=== WORKING DATA ===
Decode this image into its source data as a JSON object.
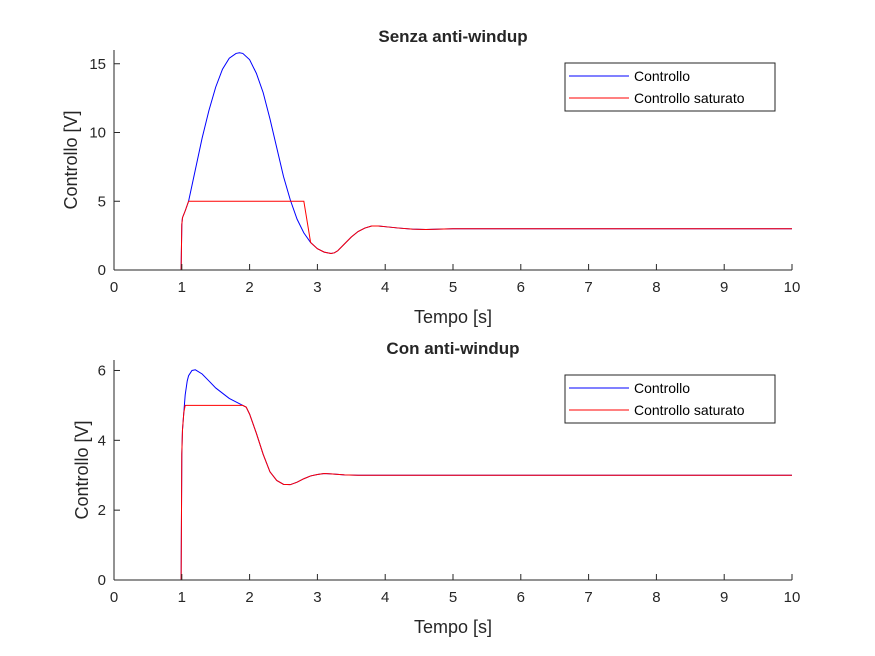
{
  "chart_data": [
    {
      "type": "line",
      "title": "Senza anti-windup",
      "xlabel": "Tempo [s]",
      "ylabel": "Controllo [V]",
      "xlim": [
        0,
        10
      ],
      "ylim": [
        0,
        16
      ],
      "xticks": [
        0,
        1,
        2,
        3,
        4,
        5,
        6,
        7,
        8,
        9,
        10
      ],
      "yticks": [
        0,
        5,
        10,
        15
      ],
      "legend": {
        "position": "top-right"
      },
      "grid": false,
      "series": [
        {
          "name": "Controllo",
          "color": "#0000ff",
          "x": [
            0,
            0.99,
            1.0,
            1.01,
            1.05,
            1.1,
            1.2,
            1.3,
            1.4,
            1.5,
            1.6,
            1.7,
            1.8,
            1.85,
            1.9,
            2.0,
            2.1,
            2.2,
            2.3,
            2.4,
            2.5,
            2.6,
            2.7,
            2.8,
            2.9,
            3.0,
            3.1,
            3.2,
            3.25,
            3.3,
            3.4,
            3.5,
            3.6,
            3.7,
            3.8,
            3.9,
            4.0,
            4.2,
            4.4,
            4.6,
            4.8,
            5.0,
            5.5,
            6,
            7,
            8,
            9,
            10
          ],
          "y": [
            0,
            0,
            3.3,
            3.8,
            4.3,
            5.0,
            7.3,
            9.6,
            11.6,
            13.3,
            14.6,
            15.4,
            15.75,
            15.8,
            15.75,
            15.3,
            14.3,
            12.9,
            11.0,
            8.9,
            6.8,
            5.1,
            3.7,
            2.7,
            2.0,
            1.55,
            1.3,
            1.2,
            1.25,
            1.4,
            1.9,
            2.4,
            2.8,
            3.05,
            3.2,
            3.2,
            3.15,
            3.05,
            2.97,
            2.95,
            2.97,
            3.0,
            3.0,
            3.0,
            3.0,
            3.0,
            3.0,
            3.0
          ]
        },
        {
          "name": "Controllo saturato",
          "color": "#ff0000",
          "x": [
            0,
            0.99,
            1.0,
            1.01,
            1.05,
            1.1,
            1.2,
            1.5,
            2.0,
            2.5,
            2.7,
            2.8,
            2.9,
            3.0,
            3.1,
            3.2,
            3.25,
            3.3,
            3.4,
            3.5,
            3.6,
            3.7,
            3.8,
            3.9,
            4.0,
            4.2,
            4.4,
            4.6,
            4.8,
            5.0,
            5.5,
            6,
            7,
            8,
            9,
            10
          ],
          "y": [
            0,
            0,
            3.3,
            3.8,
            4.3,
            5.0,
            5.0,
            5.0,
            5.0,
            5.0,
            5.0,
            5.0,
            2.0,
            1.55,
            1.3,
            1.2,
            1.25,
            1.4,
            1.9,
            2.4,
            2.8,
            3.05,
            3.2,
            3.2,
            3.15,
            3.05,
            2.97,
            2.95,
            2.97,
            3.0,
            3.0,
            3.0,
            3.0,
            3.0,
            3.0,
            3.0
          ]
        }
      ]
    },
    {
      "type": "line",
      "title": "Con anti-windup",
      "xlabel": "Tempo [s]",
      "ylabel": "Controllo [V]",
      "xlim": [
        0,
        10
      ],
      "ylim": [
        0,
        6.3
      ],
      "xticks": [
        0,
        1,
        2,
        3,
        4,
        5,
        6,
        7,
        8,
        9,
        10
      ],
      "yticks": [
        0,
        2,
        4,
        6
      ],
      "legend": {
        "position": "top-right"
      },
      "grid": false,
      "series": [
        {
          "name": "Controllo",
          "color": "#0000ff",
          "x": [
            0,
            0.99,
            1.0,
            1.01,
            1.03,
            1.05,
            1.08,
            1.1,
            1.15,
            1.2,
            1.3,
            1.4,
            1.5,
            1.6,
            1.7,
            1.8,
            1.9,
            1.95,
            2.0,
            2.1,
            2.2,
            2.3,
            2.4,
            2.5,
            2.6,
            2.7,
            2.8,
            2.9,
            3.0,
            3.1,
            3.2,
            3.4,
            3.6,
            3.8,
            4.0,
            5,
            6,
            7,
            8,
            9,
            10
          ],
          "y": [
            0,
            0,
            3.6,
            4.3,
            4.8,
            5.3,
            5.7,
            5.85,
            6.0,
            6.02,
            5.9,
            5.7,
            5.5,
            5.35,
            5.2,
            5.1,
            5.0,
            4.95,
            4.75,
            4.2,
            3.6,
            3.1,
            2.85,
            2.74,
            2.73,
            2.8,
            2.9,
            2.98,
            3.02,
            3.05,
            3.04,
            3.01,
            3.0,
            3.0,
            3.0,
            3.0,
            3.0,
            3.0,
            3.0,
            3.0,
            3.0
          ]
        },
        {
          "name": "Controllo saturato",
          "color": "#ff0000",
          "x": [
            0,
            0.99,
            1.0,
            1.01,
            1.03,
            1.05,
            1.08,
            1.1,
            1.5,
            1.9,
            1.95,
            2.0,
            2.1,
            2.2,
            2.3,
            2.4,
            2.5,
            2.6,
            2.7,
            2.8,
            2.9,
            3.0,
            3.1,
            3.2,
            3.4,
            3.6,
            3.8,
            4.0,
            5,
            6,
            7,
            8,
            9,
            10
          ],
          "y": [
            0,
            0,
            3.6,
            4.3,
            4.8,
            5.0,
            5.0,
            5.0,
            5.0,
            5.0,
            4.95,
            4.75,
            4.2,
            3.6,
            3.1,
            2.85,
            2.74,
            2.73,
            2.8,
            2.9,
            2.98,
            3.02,
            3.05,
            3.04,
            3.01,
            3.0,
            3.0,
            3.0,
            3.0,
            3.0,
            3.0,
            3.0,
            3.0,
            3.0
          ]
        }
      ]
    }
  ]
}
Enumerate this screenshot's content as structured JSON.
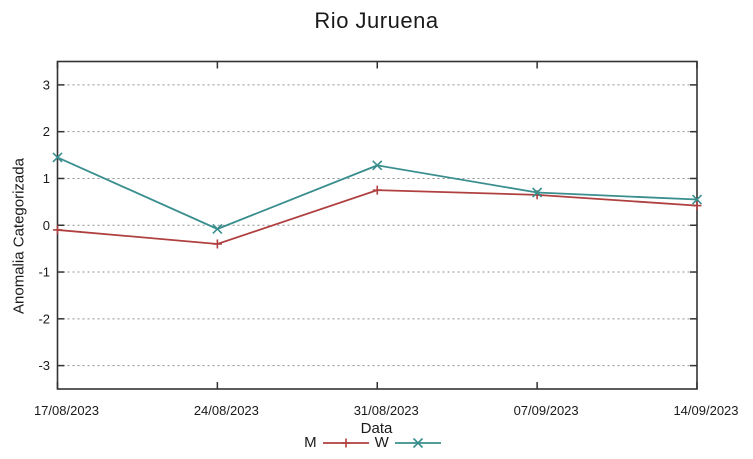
{
  "chart_data": {
    "type": "line",
    "title": "Rio Juruena",
    "xlabel": "Data",
    "ylabel": "Anomalia Categorizada",
    "categories": [
      "17/08/2023",
      "24/08/2023",
      "31/08/2023",
      "07/09/2023",
      "14/09/2023"
    ],
    "series": [
      {
        "name": "M",
        "color": "#b04040",
        "marker": "plus",
        "values": [
          -0.1,
          -0.4,
          0.75,
          0.65,
          0.42
        ]
      },
      {
        "name": "W",
        "color": "#3a8e8e",
        "marker": "cross",
        "values": [
          1.45,
          -0.08,
          1.28,
          0.7,
          0.55
        ]
      }
    ],
    "ylim": [
      -3.5,
      3.5
    ],
    "yticks": [
      -3,
      -2,
      -1,
      0,
      1,
      2,
      3
    ],
    "grid": "dotted-horizontal",
    "legend_position": "below"
  },
  "style_colors": {
    "axis": "#333333",
    "grid": "#909090",
    "tick_text": "#1a1a1a"
  }
}
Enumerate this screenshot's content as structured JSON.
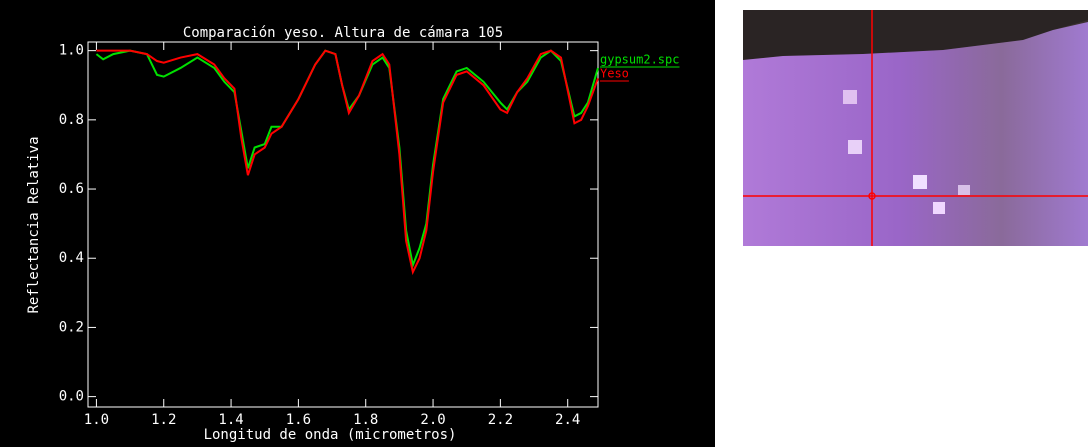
{
  "chart_data": {
    "type": "line",
    "title": "Comparación yeso. Altura de cámara 105",
    "x_label": "Longitud de onda (micrometros)",
    "y_label": "Reflectancia Relativa",
    "x": [
      1.0,
      1.02,
      1.05,
      1.1,
      1.15,
      1.18,
      1.2,
      1.25,
      1.3,
      1.35,
      1.38,
      1.41,
      1.43,
      1.45,
      1.47,
      1.5,
      1.52,
      1.55,
      1.6,
      1.65,
      1.68,
      1.71,
      1.73,
      1.75,
      1.78,
      1.82,
      1.85,
      1.87,
      1.9,
      1.92,
      1.94,
      1.96,
      1.98,
      2.0,
      2.03,
      2.07,
      2.1,
      2.15,
      2.2,
      2.22,
      2.25,
      2.28,
      2.32,
      2.35,
      2.38,
      2.42,
      2.44,
      2.46,
      2.49
    ],
    "series": [
      {
        "name": "gypsum2.spc",
        "color": "#00e000",
        "values": [
          0.99,
          0.975,
          0.99,
          1.0,
          0.99,
          0.93,
          0.925,
          0.95,
          0.98,
          0.95,
          0.91,
          0.88,
          0.77,
          0.66,
          0.72,
          0.73,
          0.78,
          0.78,
          0.86,
          0.96,
          1.0,
          0.99,
          0.9,
          0.83,
          0.87,
          0.96,
          0.98,
          0.95,
          0.72,
          0.48,
          0.38,
          0.43,
          0.5,
          0.67,
          0.86,
          0.94,
          0.95,
          0.91,
          0.85,
          0.83,
          0.88,
          0.91,
          0.98,
          1.0,
          0.97,
          0.81,
          0.82,
          0.85,
          0.95
        ]
      },
      {
        "name": "Yeso",
        "color": "#ff0000",
        "values": [
          1.0,
          1.0,
          1.0,
          1.0,
          0.99,
          0.97,
          0.965,
          0.98,
          0.99,
          0.96,
          0.92,
          0.89,
          0.75,
          0.64,
          0.7,
          0.72,
          0.76,
          0.78,
          0.86,
          0.96,
          1.0,
          0.99,
          0.9,
          0.82,
          0.87,
          0.97,
          0.99,
          0.96,
          0.7,
          0.45,
          0.36,
          0.4,
          0.48,
          0.65,
          0.85,
          0.93,
          0.94,
          0.9,
          0.83,
          0.82,
          0.88,
          0.92,
          0.99,
          1.0,
          0.98,
          0.79,
          0.8,
          0.84,
          0.92
        ]
      }
    ],
    "xlim": [
      0.975,
      2.49
    ],
    "ylim": [
      -0.03,
      1.025
    ],
    "xticks": [
      {
        "value": 1.0,
        "label": "1.0"
      },
      1.2,
      1.4,
      1.6,
      1.8,
      {
        "value": 2.0,
        "label": "2.0"
      },
      2.2,
      2.4
    ],
    "yticks": [
      {
        "value": 0.0,
        "label": "0.0"
      },
      0.2,
      0.4,
      0.6,
      0.8,
      {
        "value": 1.0,
        "label": "1.0"
      }
    ]
  }
}
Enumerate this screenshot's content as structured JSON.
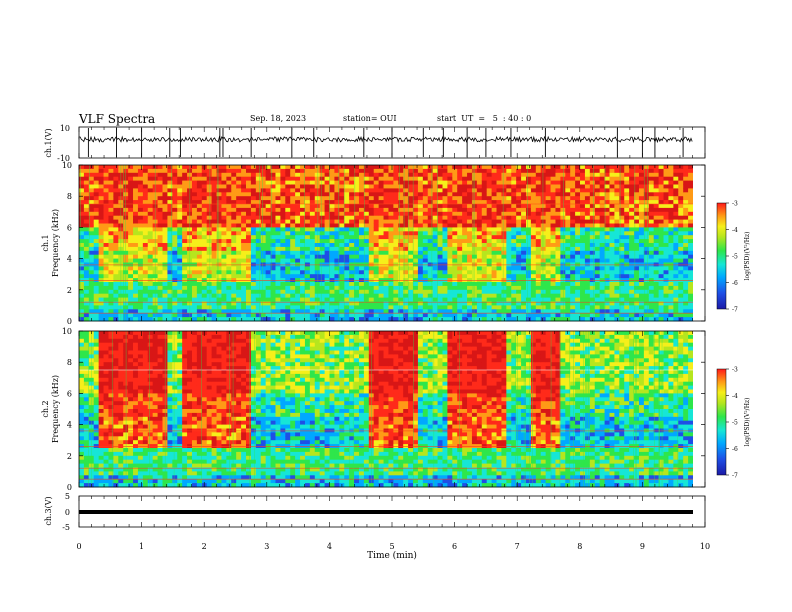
===
* WHAT IS ASKED *
Copy out each line of the material that holds the word "anti".

* TASK ANSWER *
      "title": "Senza anti-windup",
      "title": "Con anti-windup",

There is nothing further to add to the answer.